Stated problem:
Review the listing and copy each line that holds the word "JSON".

Records supplied:

[Begin]

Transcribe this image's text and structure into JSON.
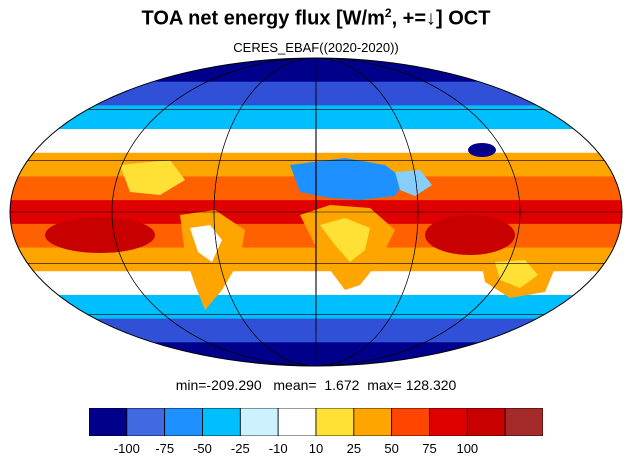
{
  "title": {
    "main": "TOA net energy flux  [W/m",
    "sup": "2",
    "tail": ", +=↓] OCT"
  },
  "subtitle": "CERES_EBAF((2020-2020))",
  "stats": {
    "min_label": "min=",
    "min": "-209.290",
    "mean_label": "mean=",
    "mean": "1.672",
    "max_label": "max=",
    "max": "128.320"
  },
  "colorbar": {
    "colors": [
      "#00008B",
      "#4169E1",
      "#1E90FF",
      "#00BFFF",
      "#CCF2FF",
      "#FFFFFF",
      "#FFE135",
      "#FFA500",
      "#FF4500",
      "#E00000",
      "#C80000",
      "#A52A2A"
    ],
    "ticks": [
      "-100",
      "-75",
      "-50",
      "-25",
      "-10",
      "10",
      "25",
      "50",
      "75",
      "100"
    ]
  },
  "map": {
    "projection": "mollweide",
    "bands": [
      {
        "color": "#00008B"
      },
      {
        "color": "#3050D8"
      },
      {
        "color": "#00BFFF"
      },
      {
        "color": "#FFFFFF"
      },
      {
        "color": "#FFA500"
      },
      {
        "color": "#FF6000"
      },
      {
        "color": "#E00000"
      },
      {
        "color": "#FF6000"
      },
      {
        "color": "#FFA500"
      },
      {
        "color": "#FFFFFF"
      },
      {
        "color": "#00BFFF"
      },
      {
        "color": "#3050D8"
      },
      {
        "color": "#00008B"
      }
    ],
    "land_colors": {
      "sahara": "#1E90FF",
      "arabia": "#87CEFA",
      "tropical_land": "#FFC000",
      "warm_ocean": "#C80000"
    }
  }
}
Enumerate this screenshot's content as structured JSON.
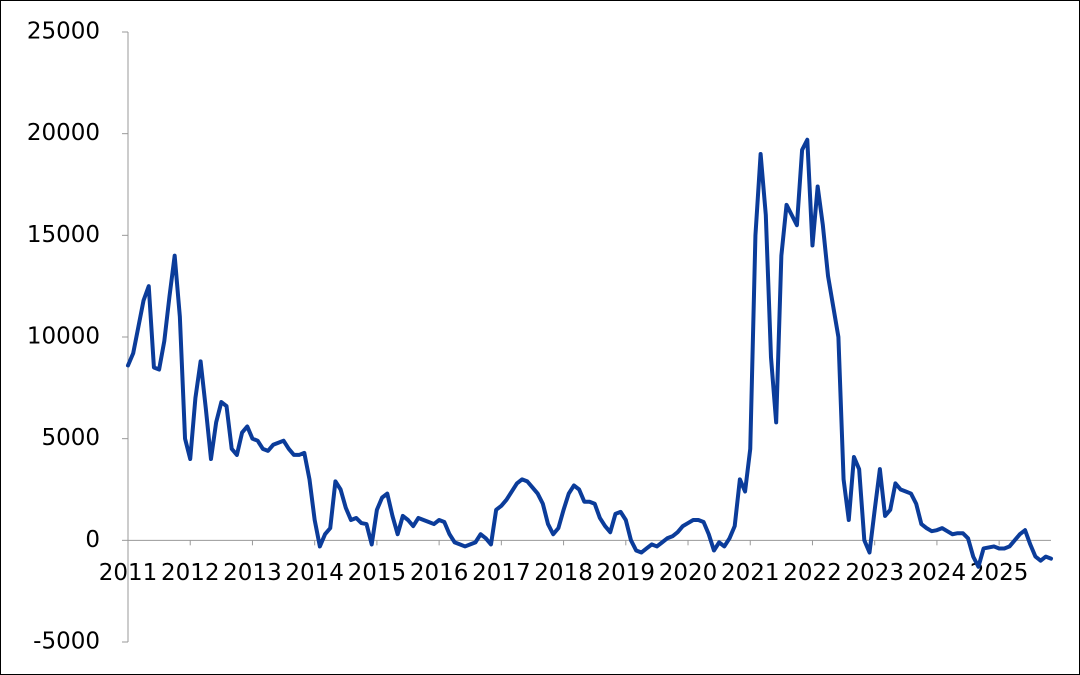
{
  "chart_data": {
    "type": "line",
    "categories": [
      "2011",
      null,
      null,
      null,
      null,
      null,
      null,
      null,
      null,
      null,
      null,
      null,
      "2012",
      null,
      null,
      null,
      null,
      null,
      null,
      null,
      null,
      null,
      null,
      null,
      "2013",
      null,
      null,
      null,
      null,
      null,
      null,
      null,
      null,
      null,
      null,
      null,
      "2014",
      null,
      null,
      null,
      null,
      null,
      null,
      null,
      null,
      null,
      null,
      null,
      "2015",
      null,
      null,
      null,
      null,
      null,
      null,
      null,
      null,
      null,
      null,
      null,
      "2016",
      null,
      null,
      null,
      null,
      null,
      null,
      null,
      null,
      null,
      null,
      null,
      "2017",
      null,
      null,
      null,
      null,
      null,
      null,
      null,
      null,
      null,
      null,
      null,
      "2018",
      null,
      null,
      null,
      null,
      null,
      null,
      null,
      null,
      null,
      null,
      null,
      "2019",
      null,
      null,
      null,
      null,
      null,
      null,
      null,
      null,
      null,
      null,
      null,
      "2020",
      null,
      null,
      null,
      null,
      null,
      null,
      null,
      null,
      null,
      null,
      null,
      "2021",
      null,
      null,
      null,
      null,
      null,
      null,
      null,
      null,
      null,
      null,
      null,
      "2022",
      null,
      null,
      null,
      null,
      null,
      null,
      null,
      null,
      null,
      null,
      null,
      "2023",
      null,
      null,
      null,
      null,
      null,
      null,
      null,
      null,
      null,
      null,
      null,
      "2024",
      null,
      null,
      null,
      null,
      null,
      null,
      null,
      null,
      null,
      null,
      null,
      "2025",
      null,
      null,
      null,
      null,
      null,
      null,
      null,
      null,
      null,
      null
    ],
    "values": [
      8600,
      9200,
      10500,
      11800,
      12500,
      8500,
      8400,
      9800,
      12000,
      14000,
      11000,
      5000,
      4000,
      7000,
      8800,
      6500,
      4000,
      5800,
      6800,
      6600,
      4500,
      4200,
      5300,
      5600,
      5000,
      4900,
      4500,
      4400,
      4700,
      4800,
      4900,
      4500,
      4200,
      4200,
      4300,
      3000,
      1000,
      -300,
      300,
      600,
      2900,
      2500,
      1600,
      1000,
      1100,
      850,
      800,
      -200,
      1500,
      2100,
      2300,
      1200,
      300,
      1200,
      1000,
      700,
      1100,
      1000,
      900,
      800,
      1000,
      900,
      300,
      -100,
      -200,
      -300,
      -200,
      -100,
      300,
      100,
      -200,
      1500,
      1700,
      2000,
      2400,
      2800,
      3000,
      2900,
      2600,
      2300,
      1800,
      800,
      300,
      600,
      1500,
      2300,
      2700,
      2500,
      1900,
      1900,
      1800,
      1100,
      700,
      400,
      1300,
      1400,
      1000,
      0,
      -500,
      -600,
      -400,
      -200,
      -300,
      -100,
      100,
      200,
      400,
      700,
      850,
      1000,
      1000,
      900,
      300,
      -500,
      -100,
      -300,
      100,
      700,
      3000,
      2400,
      4500,
      15000,
      19000,
      16000,
      9000,
      5800,
      14000,
      16500,
      16000,
      15500,
      19200,
      19700,
      14500,
      17400,
      15500,
      13000,
      11500,
      10000,
      3000,
      1000,
      4100,
      3500,
      0,
      -600,
      1500,
      3500,
      1200,
      1500,
      2800,
      2500,
      2400,
      2300,
      1800,
      800,
      600,
      450,
      500,
      600,
      450,
      300,
      350,
      350,
      100,
      -800,
      -1300,
      -400,
      -350,
      -300,
      -400,
      -400,
      -300,
      0,
      300,
      500,
      -200,
      -800,
      -1000,
      -800,
      -900
    ],
    "color": "#0b3c9a",
    "ylim": [
      -5000,
      25000
    ],
    "yticks": [
      -5000,
      0,
      5000,
      10000,
      15000,
      20000,
      25000
    ]
  }
}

[End]

Exercise result:
Transcribe this image's text and structure into JSON.
Enumerate this screenshot's content as structured JSON.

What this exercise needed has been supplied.